Exercise directions: Each entry below is to be printed verbatim.

Data to use:
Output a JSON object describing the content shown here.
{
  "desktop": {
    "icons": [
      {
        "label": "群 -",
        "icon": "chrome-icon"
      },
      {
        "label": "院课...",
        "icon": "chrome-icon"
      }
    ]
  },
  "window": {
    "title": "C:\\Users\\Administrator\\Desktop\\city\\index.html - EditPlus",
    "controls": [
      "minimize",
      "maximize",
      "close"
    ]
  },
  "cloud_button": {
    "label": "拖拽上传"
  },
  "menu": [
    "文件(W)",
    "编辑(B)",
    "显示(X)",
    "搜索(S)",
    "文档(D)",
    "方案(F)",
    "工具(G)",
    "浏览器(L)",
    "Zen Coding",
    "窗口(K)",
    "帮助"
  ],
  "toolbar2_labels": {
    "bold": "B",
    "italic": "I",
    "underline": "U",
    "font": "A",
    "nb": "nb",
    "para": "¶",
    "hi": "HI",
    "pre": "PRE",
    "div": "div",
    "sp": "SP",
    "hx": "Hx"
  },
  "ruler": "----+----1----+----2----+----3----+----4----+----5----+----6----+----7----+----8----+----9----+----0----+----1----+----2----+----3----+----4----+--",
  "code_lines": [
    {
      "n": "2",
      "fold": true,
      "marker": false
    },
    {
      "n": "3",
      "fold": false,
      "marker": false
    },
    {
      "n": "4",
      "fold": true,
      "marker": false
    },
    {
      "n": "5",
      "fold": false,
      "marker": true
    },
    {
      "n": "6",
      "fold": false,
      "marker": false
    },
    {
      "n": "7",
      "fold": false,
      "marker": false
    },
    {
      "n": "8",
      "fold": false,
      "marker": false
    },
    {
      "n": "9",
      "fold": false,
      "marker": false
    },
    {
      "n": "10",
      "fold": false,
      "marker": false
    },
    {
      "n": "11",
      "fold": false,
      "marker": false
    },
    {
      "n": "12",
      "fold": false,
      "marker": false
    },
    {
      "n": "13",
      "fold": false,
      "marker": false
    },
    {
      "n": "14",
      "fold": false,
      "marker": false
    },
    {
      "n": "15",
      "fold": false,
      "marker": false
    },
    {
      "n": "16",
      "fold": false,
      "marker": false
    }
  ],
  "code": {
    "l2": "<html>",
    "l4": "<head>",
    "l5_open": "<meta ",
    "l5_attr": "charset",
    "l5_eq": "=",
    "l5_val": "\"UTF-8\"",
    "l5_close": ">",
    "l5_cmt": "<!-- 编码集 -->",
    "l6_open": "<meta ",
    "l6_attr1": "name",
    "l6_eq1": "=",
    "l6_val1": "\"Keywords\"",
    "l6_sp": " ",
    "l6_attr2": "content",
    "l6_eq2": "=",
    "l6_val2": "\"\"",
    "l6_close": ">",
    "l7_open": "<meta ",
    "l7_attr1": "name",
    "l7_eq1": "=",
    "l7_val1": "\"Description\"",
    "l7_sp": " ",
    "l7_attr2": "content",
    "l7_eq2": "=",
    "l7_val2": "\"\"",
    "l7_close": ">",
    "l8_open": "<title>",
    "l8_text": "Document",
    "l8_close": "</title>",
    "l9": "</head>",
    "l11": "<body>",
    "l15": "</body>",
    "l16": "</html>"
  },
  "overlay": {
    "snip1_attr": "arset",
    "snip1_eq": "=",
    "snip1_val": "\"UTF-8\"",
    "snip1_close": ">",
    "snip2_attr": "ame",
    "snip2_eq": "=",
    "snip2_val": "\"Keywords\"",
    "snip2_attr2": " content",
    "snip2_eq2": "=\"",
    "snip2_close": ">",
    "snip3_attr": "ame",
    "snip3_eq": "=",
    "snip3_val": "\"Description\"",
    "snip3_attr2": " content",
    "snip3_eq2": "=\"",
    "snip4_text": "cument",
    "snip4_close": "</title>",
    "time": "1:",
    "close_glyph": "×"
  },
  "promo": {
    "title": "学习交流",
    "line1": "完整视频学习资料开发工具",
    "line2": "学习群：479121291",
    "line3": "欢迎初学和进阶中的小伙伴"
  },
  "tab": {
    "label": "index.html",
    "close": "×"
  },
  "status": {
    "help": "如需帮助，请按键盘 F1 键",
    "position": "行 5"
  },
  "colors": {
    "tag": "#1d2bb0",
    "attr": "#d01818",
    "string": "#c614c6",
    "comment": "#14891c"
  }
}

Correct result:
Output a JSON object describing the content shown here.
{
  "desktop": {
    "icons": [
      {
        "label": "群 -",
        "icon": "chrome-icon"
      },
      {
        "label": "院课...",
        "icon": "chrome-icon"
      }
    ]
  },
  "window": {
    "title": "C:\\Users\\Administrator\\Desktop\\city\\index.html - EditPlus",
    "controls": [
      "minimize",
      "maximize",
      "close"
    ]
  },
  "cloud_button": {
    "label": "拖拽上传"
  },
  "menu": [
    "文件(W)",
    "编辑(B)",
    "显示(X)",
    "搜索(S)",
    "文档(D)",
    "方案(F)",
    "工具(G)",
    "浏览器(L)",
    "Zen Coding",
    "窗口(K)",
    "帮助"
  ],
  "toolbar2_labels": {
    "bold": "B",
    "italic": "I",
    "underline": "U",
    "font": "A",
    "nb": "nb",
    "para": "¶",
    "hi": "HI",
    "pre": "PRE",
    "div": "div",
    "sp": "SP",
    "hx": "Hx"
  },
  "ruler": "----+----1----+----2----+----3----+----4----+----5----+----6----+----7----+----8----+----9----+----0----+----1----+----2----+----3----+----4----+--",
  "code_lines": [
    {
      "n": "2",
      "fold": true,
      "marker": false
    },
    {
      "n": "3",
      "fold": false,
      "marker": false
    },
    {
      "n": "4",
      "fold": true,
      "marker": false
    },
    {
      "n": "5",
      "fold": false,
      "marker": true
    },
    {
      "n": "6",
      "fold": false,
      "marker": false
    },
    {
      "n": "7",
      "fold": false,
      "marker": false
    },
    {
      "n": "8",
      "fold": false,
      "marker": false
    },
    {
      "n": "9",
      "fold": false,
      "marker": false
    },
    {
      "n": "10",
      "fold": false,
      "marker": false
    },
    {
      "n": "11",
      "fold": false,
      "marker": false
    },
    {
      "n": "12",
      "fold": false,
      "marker": false
    },
    {
      "n": "13",
      "fold": false,
      "marker": false
    },
    {
      "n": "14",
      "fold": false,
      "marker": false
    },
    {
      "n": "15",
      "fold": false,
      "marker": false
    },
    {
      "n": "16",
      "fold": false,
      "marker": false
    }
  ],
  "code": {
    "l2": "<html>",
    "l4": "<head>",
    "l5_open": "<meta ",
    "l5_attr": "charset",
    "l5_eq": "=",
    "l5_val": "\"UTF-8\"",
    "l5_close": ">",
    "l5_cmt": "<!-- 编码集 -->",
    "l6_open": "<meta ",
    "l6_attr1": "name",
    "l6_eq1": "=",
    "l6_val1": "\"Keywords\"",
    "l6_sp": " ",
    "l6_attr2": "content",
    "l6_eq2": "=",
    "l6_val2": "\"\"",
    "l6_close": ">",
    "l7_open": "<meta ",
    "l7_attr1": "name",
    "l7_eq1": "=",
    "l7_val1": "\"Description\"",
    "l7_sp": " ",
    "l7_attr2": "content",
    "l7_eq2": "=",
    "l7_val2": "\"\"",
    "l7_close": ">",
    "l8_open": "<title>",
    "l8_text": "Document",
    "l8_close": "</title>",
    "l9": "</head>",
    "l11": "<body>",
    "l15": "</body>",
    "l16": "</html>"
  },
  "overlay": {
    "snip1_attr": "arset",
    "snip1_eq": "=",
    "snip1_val": "\"UTF-8\"",
    "snip1_close": ">",
    "snip2_attr": "ame",
    "snip2_eq": "=",
    "snip2_val": "\"Keywords\"",
    "snip2_attr2": " content",
    "snip2_eq2": "=\"",
    "snip2_close": ">",
    "snip3_attr": "ame",
    "snip3_eq": "=",
    "snip3_val": "\"Description\"",
    "snip3_attr2": " content",
    "snip3_eq2": "=\"",
    "snip4_text": "cument",
    "snip4_close": "</title>",
    "time": "1:",
    "close_glyph": "×"
  },
  "promo": {
    "title": "学习交流",
    "line1": "完整视频学习资料开发工具",
    "line2": "学习群：479121291",
    "line3": "欢迎初学和进阶中的小伙伴"
  },
  "tab": {
    "label": "index.html",
    "close": "×"
  },
  "status": {
    "help": "如需帮助，请按键盘 F1 键",
    "position": "行 5"
  },
  "colors": {
    "tag": "#1d2bb0",
    "attr": "#d01818",
    "string": "#c614c6",
    "comment": "#14891c"
  }
}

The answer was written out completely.